[WHAT YOU HAVE TO DO]:
Take the material and output all of it exactly.
## Begin
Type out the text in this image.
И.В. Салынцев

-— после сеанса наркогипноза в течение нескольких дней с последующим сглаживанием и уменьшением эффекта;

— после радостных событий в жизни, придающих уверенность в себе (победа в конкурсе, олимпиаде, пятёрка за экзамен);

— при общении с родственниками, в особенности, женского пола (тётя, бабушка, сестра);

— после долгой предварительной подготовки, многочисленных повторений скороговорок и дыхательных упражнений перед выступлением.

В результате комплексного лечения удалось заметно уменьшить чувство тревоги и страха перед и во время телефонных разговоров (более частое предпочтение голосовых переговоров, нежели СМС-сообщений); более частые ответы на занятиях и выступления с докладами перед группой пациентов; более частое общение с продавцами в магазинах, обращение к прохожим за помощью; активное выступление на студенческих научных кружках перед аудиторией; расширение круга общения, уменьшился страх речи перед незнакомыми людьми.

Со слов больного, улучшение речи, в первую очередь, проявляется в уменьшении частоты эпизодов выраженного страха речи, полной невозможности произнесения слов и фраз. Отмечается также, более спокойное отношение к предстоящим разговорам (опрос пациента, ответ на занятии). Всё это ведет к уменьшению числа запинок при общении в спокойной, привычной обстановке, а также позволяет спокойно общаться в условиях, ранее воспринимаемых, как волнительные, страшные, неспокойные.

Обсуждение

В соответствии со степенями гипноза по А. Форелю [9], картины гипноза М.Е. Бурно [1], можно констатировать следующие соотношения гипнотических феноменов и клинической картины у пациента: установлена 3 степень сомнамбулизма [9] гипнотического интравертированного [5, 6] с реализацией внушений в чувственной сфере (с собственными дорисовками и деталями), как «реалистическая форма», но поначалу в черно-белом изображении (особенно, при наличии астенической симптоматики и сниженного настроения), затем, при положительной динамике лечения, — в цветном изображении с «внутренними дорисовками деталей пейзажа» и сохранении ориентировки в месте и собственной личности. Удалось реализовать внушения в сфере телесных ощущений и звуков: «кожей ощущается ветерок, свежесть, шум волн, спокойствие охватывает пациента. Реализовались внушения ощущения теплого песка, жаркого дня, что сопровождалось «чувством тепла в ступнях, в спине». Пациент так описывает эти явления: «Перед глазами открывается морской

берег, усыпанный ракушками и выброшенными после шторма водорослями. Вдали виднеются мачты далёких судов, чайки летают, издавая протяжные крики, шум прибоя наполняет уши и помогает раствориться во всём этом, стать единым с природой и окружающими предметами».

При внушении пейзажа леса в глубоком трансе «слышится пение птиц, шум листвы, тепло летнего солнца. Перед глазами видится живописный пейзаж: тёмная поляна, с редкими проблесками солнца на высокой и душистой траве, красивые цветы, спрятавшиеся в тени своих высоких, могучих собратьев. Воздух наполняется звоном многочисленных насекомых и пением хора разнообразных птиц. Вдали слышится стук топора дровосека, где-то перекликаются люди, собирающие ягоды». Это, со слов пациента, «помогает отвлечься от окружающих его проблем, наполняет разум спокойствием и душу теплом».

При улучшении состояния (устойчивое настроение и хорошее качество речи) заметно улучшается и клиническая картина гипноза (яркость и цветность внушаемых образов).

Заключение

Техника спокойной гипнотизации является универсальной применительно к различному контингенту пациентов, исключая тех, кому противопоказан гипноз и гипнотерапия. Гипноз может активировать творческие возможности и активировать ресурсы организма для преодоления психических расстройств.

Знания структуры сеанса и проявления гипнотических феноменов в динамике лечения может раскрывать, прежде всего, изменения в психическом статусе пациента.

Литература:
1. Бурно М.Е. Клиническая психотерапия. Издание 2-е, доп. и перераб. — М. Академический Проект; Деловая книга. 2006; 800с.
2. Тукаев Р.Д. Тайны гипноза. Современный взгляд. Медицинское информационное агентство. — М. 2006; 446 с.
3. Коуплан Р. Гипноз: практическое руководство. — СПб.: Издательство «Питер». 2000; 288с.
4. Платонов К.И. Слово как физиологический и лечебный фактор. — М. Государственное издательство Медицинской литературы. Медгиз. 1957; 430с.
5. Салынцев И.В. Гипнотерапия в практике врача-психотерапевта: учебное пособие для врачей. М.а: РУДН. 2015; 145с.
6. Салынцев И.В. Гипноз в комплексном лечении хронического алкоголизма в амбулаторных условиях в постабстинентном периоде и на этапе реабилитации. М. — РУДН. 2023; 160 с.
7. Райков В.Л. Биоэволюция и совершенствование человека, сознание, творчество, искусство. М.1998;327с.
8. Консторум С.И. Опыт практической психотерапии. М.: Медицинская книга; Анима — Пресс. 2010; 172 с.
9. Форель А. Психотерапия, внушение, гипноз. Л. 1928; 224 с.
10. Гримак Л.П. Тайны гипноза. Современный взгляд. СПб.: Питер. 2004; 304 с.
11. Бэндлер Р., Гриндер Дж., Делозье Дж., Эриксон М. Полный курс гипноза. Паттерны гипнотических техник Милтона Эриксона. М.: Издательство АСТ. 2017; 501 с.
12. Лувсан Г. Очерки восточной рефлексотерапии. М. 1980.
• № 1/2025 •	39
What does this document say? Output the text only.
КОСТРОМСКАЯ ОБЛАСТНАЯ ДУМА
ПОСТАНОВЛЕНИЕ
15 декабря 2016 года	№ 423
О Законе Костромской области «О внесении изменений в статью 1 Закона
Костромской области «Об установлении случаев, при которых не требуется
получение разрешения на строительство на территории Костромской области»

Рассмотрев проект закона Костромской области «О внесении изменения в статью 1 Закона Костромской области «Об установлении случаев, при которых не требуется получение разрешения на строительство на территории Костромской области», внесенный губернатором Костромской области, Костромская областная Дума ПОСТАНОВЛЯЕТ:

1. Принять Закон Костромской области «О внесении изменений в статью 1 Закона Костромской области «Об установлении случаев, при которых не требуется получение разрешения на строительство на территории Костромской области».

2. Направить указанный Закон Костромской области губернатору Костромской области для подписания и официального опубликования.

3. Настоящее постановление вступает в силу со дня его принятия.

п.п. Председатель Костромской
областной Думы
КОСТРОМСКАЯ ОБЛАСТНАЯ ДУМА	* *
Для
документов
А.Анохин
## End
[EXERCISE RESULT]:
Type out the text in this image.
И.В. Салынцев

-— после сеанса наркогипноза в течение нескольких дней с последующим сглаживанием и уменьшением эффекта;

— после радостных событий в жизни, придающих уверенность в себе (победа в конкурсе, олимпиаде, пятёрка за экзамен);

— при общении с родственниками, в особенности, женского пола (тётя, бабушка, сестра);

— после долгой предварительной подготовки, многочисленных повторений скороговорок и дыхательных упражнений перед выступлением.

В результате комплексного лечения удалось заметно уменьшить чувство тревоги и страха перед и во время телефонных разговоров (более частое предпочтение голосовых переговоров, нежели СМС-сообщений); более частые ответы на занятиях и выступления с докладами перед группой пациентов; более частое общение с продавцами в магазинах, обращение к прохожим за помощью; активное выступление на студенческих научных кружках перед аудиторией; расширение круга общения, уменьшился страх речи перед незнакомыми людьми.

Со слов больного, улучшение речи, в первую очередь, проявляется в уменьшении частоты эпизодов выраженного страха речи, полной невозможности произнесения слов и фраз. Отмечается также, более спокойное отношение к предстоящим разговорам (опрос пациента, ответ на занятии). Всё это ведет к уменьшению числа запинок при общении в спокойной, привычной обстановке, а также позволяет спокойно общаться в условиях, ранее воспринимаемых, как волнительные, страшные, неспокойные.

Обсуждение

В соответствии со степенями гипноза по А. Форелю [9], картины гипноза М.Е. Бурно [1], можно констатировать следующие соотношения гипнотических феноменов и клинической картины у пациента: установлена 3 степень сомнамбулизма [9] гипнотического интравертированного [5, 6] с реализацией внушений в чувственной сфере (с собственными дорисовками и деталями), как «реалистическая форма», но поначалу в черно-белом изображении (особенно, при наличии астенической симптоматики и сниженного настроения), затем, при положительной динамике лечения, — в цветном изображении с «внутренними дорисовками деталей пейзажа» и сохранении ориентировки в месте и собственной личности. Удалось реализовать внушения в сфере телесных ощущений и звуков: «кожей ощущается ветерок, свежесть, шум волн, спокойствие охватывает пациента. Реализовались внушения ощущения теплого песка, жаркого дня, что сопровождалось «чувством тепла в ступнях, в спине». Пациент так описывает эти явления: «Перед глазами открывается морской

берег, усыпанный ракушками и выброшенными после шторма водорослями. Вдали виднеются мачты далёких судов, чайки летают, издавая протяжные крики, шум прибоя наполняет уши и помогает раствориться во всём этом, стать единым с природой и окружающими предметами».

При внушении пейзажа леса в глубоком трансе «слышится пение птиц, шум листвы, тепло летнего солнца. Перед глазами видится живописный пейзаж: тёмная поляна, с редкими проблесками солнца на высокой и душистой траве, красивые цветы, спрятавшиеся в тени своих высоких, могучих собратьев. Воздух наполняется звоном многочисленных насекомых и пением хора разнообразных птиц. Вдали слышится стук топора дровосека, где-то перекликаются люди, собирающие ягоды». Это, со слов пациента, «помогает отвлечься от окружающих его проблем, наполняет разум спокойствием и душу теплом».

При улучшении состояния (устойчивое настроение и хорошее качество речи) заметно улучшается и клиническая картина гипноза (яркость и цветность внушаемых образов).

Заключение

Техника спокойной гипнотизации является универсальной применительно к различному контингенту пациентов, исключая тех, кому противопоказан гипноз и гипнотерапия. Гипноз может активировать творческие возможности и активировать ресурсы организма для преодоления психических расстройств.

Знания структуры сеанса и проявления гипнотических феноменов в динамике лечения может раскрывать, прежде всего, изменения в психическом статусе пациента.

Литература:
1. Бурно М.Е. Клиническая психотерапия. Издание 2-е, доп. и перераб. — М. Академический Проект; Деловая книга. 2006; 800с.
2. Тукаев Р.Д. Тайны гипноза. Современный взгляд. Медицинское информационное агентство. — М. 2006; 446 с.
3. Коуплан Р. Гипноз: практическое руководство. — СПб.: Издательство «Питер». 2000; 288с.
4. Платонов К.И. Слово как физиологический и лечебный фактор. — М. Государственное издательство Медицинской литературы. Медгиз. 1957; 430с.
5. Салынцев И.В. Гипнотерапия в практике врача-психотерапевта: учебное пособие для врачей. М.а: РУДН. 2015; 145с.
6. Салынцев И.В. Гипноз в комплексном лечении хронического алкоголизма в амбулаторных условиях в постабстинентном периоде и на этапе реабилитации. М. — РУДН. 2023; 160 с.
7. Райков В.Л. Биоэволюция и совершенствование человека, сознание, творчество, искусство. М.1998;327с.
8. Консторум С.И. Опыт практической психотерапии. М.: Медицинская книга; Анима — Пресс. 2010; 172 с.
9. Форель А. Психотерапия, внушение, гипноз. Л. 1928; 224 с.
10. Гримак Л.П. Тайны гипноза. Современный взгляд. СПб.: Питер. 2004; 304 с.
11. Бэндлер Р., Гриндер Дж., Делозье Дж., Эриксон М. Полный курс гипноза. Паттерны гипнотических техник Милтона Эриксона. М.: Издательство АСТ. 2017; 501 с.
12. Лувсан Г. Очерки восточной рефлексотерапии. М. 1980.
• № 1/2025 •	39
What does this document say? Output the text only.
КОСТРОМСКАЯ ОБЛАСТНАЯ ДУМА
ПОСТАНОВЛЕНИЕ
15 декабря 2016 года	№ 423
О Законе Костромской области «О внесении изменений в статью 1 Закона
Костромской области «Об установлении случаев, при которых не требуется
получение разрешения на строительство на территории Костромской области»

Рассмотрев проект закона Костромской области «О внесении изменения в статью 1 Закона Костромской области «Об установлении случаев, при которых не требуется получение разрешения на строительство на территории Костромской области», внесенный губернатором Костромской области, Костромская областная Дума ПОСТАНОВЛЯЕТ:

1. Принять Закон Костромской области «О внесении изменений в статью 1 Закона Костромской области «Об установлении случаев, при которых не требуется получение разрешения на строительство на территории Костромской области».

2. Направить указанный Закон Костромской области губернатору Костромской области для подписания и официального опубликования.

3. Настоящее постановление вступает в силу со дня его принятия.

п.п. Председатель Костромской
областной Думы
КОСТРОМСКАЯ ОБЛАСТНАЯ ДУМА	* *
Для
документов
А.Анохин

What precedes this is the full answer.